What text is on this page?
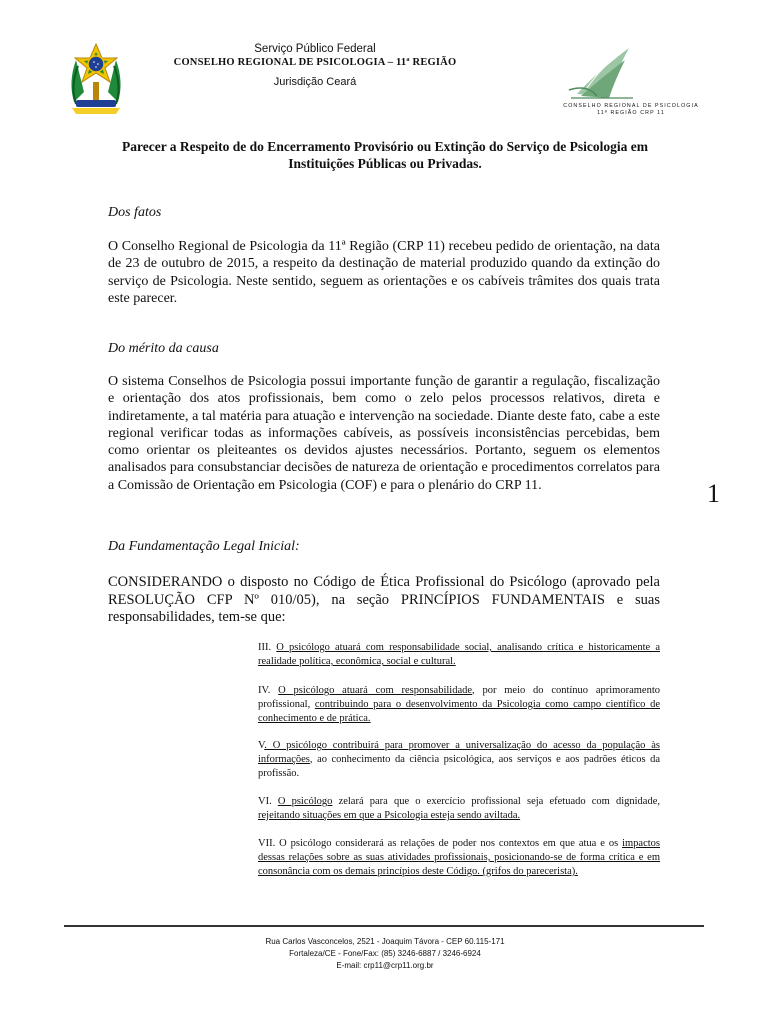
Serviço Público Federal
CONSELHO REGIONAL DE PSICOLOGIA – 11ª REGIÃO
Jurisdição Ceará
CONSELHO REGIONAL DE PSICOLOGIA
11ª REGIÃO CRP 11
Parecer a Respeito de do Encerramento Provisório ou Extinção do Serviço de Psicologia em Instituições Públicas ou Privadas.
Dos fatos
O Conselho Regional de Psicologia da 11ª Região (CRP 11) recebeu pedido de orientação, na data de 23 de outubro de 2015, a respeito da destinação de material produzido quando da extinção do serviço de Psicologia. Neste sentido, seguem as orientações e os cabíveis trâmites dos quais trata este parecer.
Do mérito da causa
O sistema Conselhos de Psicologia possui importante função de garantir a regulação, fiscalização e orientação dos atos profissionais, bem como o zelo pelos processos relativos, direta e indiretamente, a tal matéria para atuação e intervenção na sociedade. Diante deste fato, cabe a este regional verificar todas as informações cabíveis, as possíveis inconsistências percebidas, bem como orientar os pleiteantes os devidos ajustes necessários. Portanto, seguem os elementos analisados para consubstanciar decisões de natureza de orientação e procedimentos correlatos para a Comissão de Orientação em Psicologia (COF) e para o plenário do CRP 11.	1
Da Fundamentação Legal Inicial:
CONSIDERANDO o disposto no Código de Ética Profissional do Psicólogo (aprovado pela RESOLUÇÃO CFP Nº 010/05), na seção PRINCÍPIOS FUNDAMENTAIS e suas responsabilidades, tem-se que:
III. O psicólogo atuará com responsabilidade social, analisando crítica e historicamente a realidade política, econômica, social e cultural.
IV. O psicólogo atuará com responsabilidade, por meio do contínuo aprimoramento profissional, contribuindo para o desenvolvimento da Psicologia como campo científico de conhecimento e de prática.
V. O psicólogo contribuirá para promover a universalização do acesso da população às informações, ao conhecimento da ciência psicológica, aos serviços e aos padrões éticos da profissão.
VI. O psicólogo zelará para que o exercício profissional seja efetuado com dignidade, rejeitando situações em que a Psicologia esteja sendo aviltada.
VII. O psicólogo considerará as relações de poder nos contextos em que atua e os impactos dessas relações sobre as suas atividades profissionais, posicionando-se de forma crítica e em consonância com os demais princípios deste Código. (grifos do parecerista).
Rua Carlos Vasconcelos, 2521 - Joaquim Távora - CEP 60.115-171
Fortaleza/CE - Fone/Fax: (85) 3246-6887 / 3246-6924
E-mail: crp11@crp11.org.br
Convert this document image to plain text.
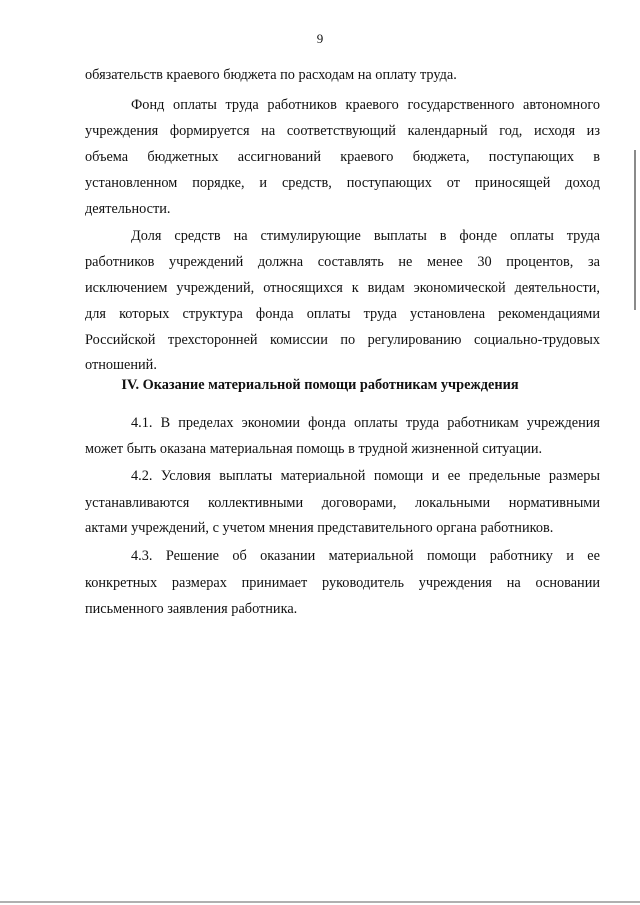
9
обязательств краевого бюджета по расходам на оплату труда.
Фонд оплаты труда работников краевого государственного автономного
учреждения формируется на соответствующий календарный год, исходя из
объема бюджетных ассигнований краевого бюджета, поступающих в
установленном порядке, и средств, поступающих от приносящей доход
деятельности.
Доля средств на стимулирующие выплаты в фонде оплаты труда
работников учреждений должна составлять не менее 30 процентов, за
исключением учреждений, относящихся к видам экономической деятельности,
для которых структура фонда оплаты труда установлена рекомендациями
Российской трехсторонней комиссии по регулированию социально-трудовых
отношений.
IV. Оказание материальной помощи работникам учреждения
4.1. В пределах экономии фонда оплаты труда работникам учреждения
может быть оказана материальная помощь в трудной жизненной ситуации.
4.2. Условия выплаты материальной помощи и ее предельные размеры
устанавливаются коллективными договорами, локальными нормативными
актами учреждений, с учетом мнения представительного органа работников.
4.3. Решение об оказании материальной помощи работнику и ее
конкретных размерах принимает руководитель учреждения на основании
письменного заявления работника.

---

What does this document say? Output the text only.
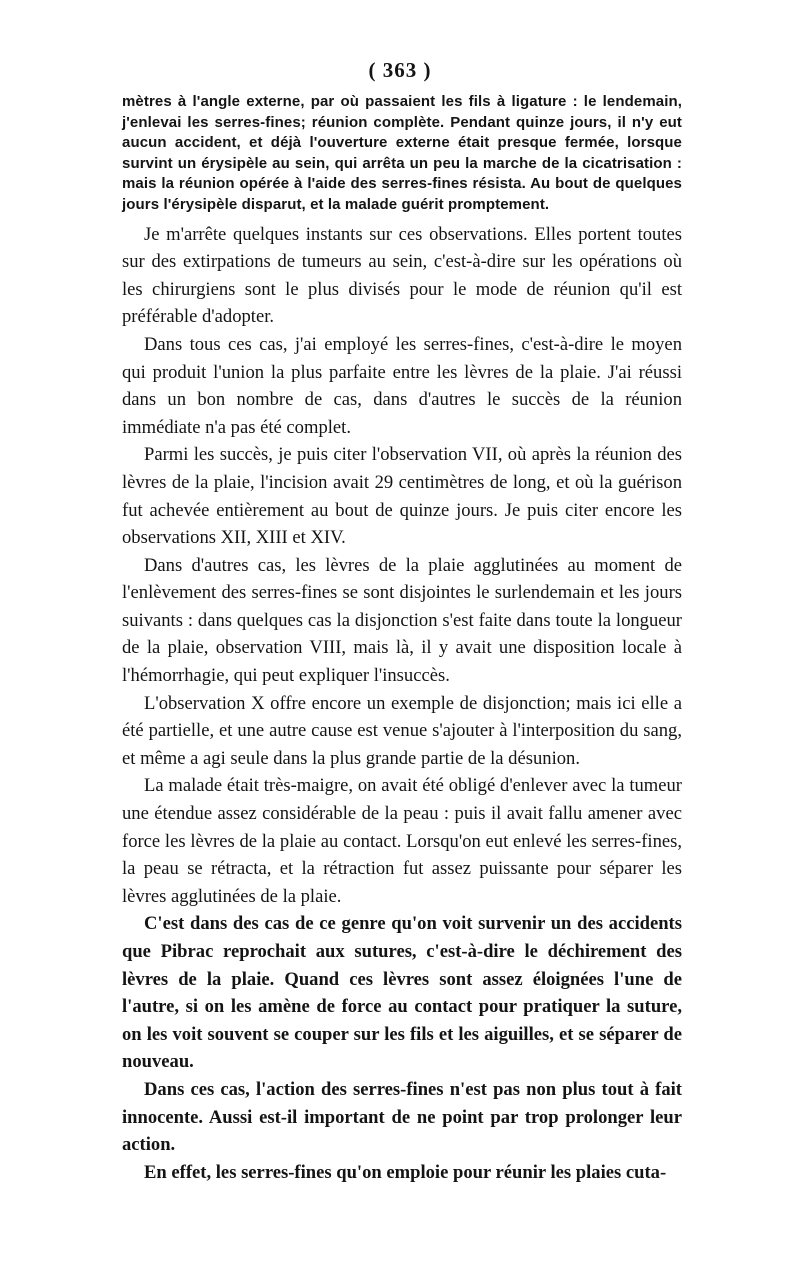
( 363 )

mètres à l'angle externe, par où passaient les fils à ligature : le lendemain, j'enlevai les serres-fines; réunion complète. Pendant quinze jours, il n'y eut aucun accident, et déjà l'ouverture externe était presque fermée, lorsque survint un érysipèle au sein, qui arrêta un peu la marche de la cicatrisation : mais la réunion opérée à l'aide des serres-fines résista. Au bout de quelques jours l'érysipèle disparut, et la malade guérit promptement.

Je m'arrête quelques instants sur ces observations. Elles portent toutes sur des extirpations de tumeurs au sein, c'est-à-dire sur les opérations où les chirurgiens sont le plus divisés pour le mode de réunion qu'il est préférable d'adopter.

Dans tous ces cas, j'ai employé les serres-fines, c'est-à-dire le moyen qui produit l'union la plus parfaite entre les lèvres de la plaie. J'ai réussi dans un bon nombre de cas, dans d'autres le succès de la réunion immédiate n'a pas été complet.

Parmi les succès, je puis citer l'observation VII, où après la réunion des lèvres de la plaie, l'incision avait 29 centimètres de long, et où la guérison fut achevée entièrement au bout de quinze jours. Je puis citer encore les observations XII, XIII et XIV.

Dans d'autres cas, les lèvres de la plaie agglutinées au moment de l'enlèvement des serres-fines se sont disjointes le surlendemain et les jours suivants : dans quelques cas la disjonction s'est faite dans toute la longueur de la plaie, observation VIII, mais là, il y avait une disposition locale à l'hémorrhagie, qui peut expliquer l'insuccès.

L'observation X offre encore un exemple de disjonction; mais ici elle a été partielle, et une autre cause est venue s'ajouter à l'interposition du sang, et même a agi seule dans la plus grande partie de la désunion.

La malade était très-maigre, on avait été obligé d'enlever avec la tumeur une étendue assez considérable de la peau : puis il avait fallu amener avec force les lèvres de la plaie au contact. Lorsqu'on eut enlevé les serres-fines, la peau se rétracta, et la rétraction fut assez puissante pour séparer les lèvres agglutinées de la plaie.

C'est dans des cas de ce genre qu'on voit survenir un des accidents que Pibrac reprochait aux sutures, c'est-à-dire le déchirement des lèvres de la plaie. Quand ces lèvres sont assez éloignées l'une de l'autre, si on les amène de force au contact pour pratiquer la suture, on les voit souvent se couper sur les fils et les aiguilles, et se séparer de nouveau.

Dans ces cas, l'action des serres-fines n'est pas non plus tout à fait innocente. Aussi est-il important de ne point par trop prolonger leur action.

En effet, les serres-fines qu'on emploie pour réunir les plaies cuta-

...

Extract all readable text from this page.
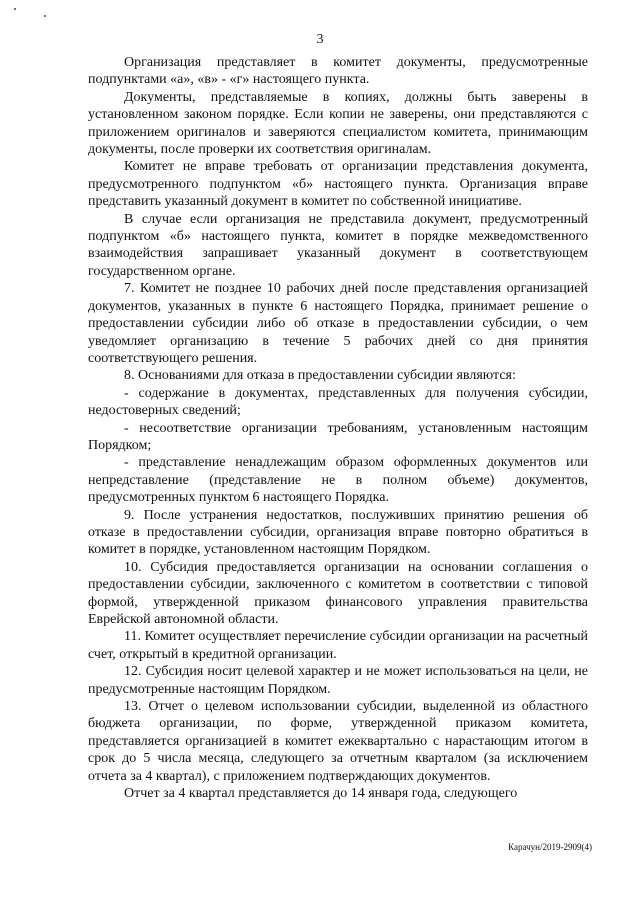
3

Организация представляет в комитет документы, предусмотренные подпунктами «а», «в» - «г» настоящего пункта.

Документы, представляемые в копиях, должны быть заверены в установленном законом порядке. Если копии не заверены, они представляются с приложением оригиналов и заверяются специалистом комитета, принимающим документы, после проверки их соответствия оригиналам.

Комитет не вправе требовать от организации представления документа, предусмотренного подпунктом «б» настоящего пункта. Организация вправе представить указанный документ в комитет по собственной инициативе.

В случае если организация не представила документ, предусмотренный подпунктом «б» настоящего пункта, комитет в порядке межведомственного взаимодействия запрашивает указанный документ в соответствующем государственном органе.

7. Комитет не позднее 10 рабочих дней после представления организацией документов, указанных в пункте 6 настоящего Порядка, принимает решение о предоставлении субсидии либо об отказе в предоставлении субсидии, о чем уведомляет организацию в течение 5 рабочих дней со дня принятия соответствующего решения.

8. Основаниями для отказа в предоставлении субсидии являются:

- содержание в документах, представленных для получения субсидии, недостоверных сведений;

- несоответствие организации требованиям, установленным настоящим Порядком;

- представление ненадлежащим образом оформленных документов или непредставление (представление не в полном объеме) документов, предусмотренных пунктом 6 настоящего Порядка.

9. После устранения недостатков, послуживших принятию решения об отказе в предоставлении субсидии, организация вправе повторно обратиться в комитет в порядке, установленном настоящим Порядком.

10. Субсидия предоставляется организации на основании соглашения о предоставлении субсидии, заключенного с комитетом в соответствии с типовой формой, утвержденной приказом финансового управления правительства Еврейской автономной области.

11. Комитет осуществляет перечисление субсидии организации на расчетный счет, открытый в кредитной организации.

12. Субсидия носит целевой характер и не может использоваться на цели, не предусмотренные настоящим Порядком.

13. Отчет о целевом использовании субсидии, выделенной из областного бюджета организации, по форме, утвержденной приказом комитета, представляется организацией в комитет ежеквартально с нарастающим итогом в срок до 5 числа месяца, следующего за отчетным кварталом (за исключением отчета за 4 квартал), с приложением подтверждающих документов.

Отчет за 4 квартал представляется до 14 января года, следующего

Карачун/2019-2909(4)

Task statement: Copy each line from the data above that includes "What".

Task solution:
What text is on this page?
What does this document say? Output the text only.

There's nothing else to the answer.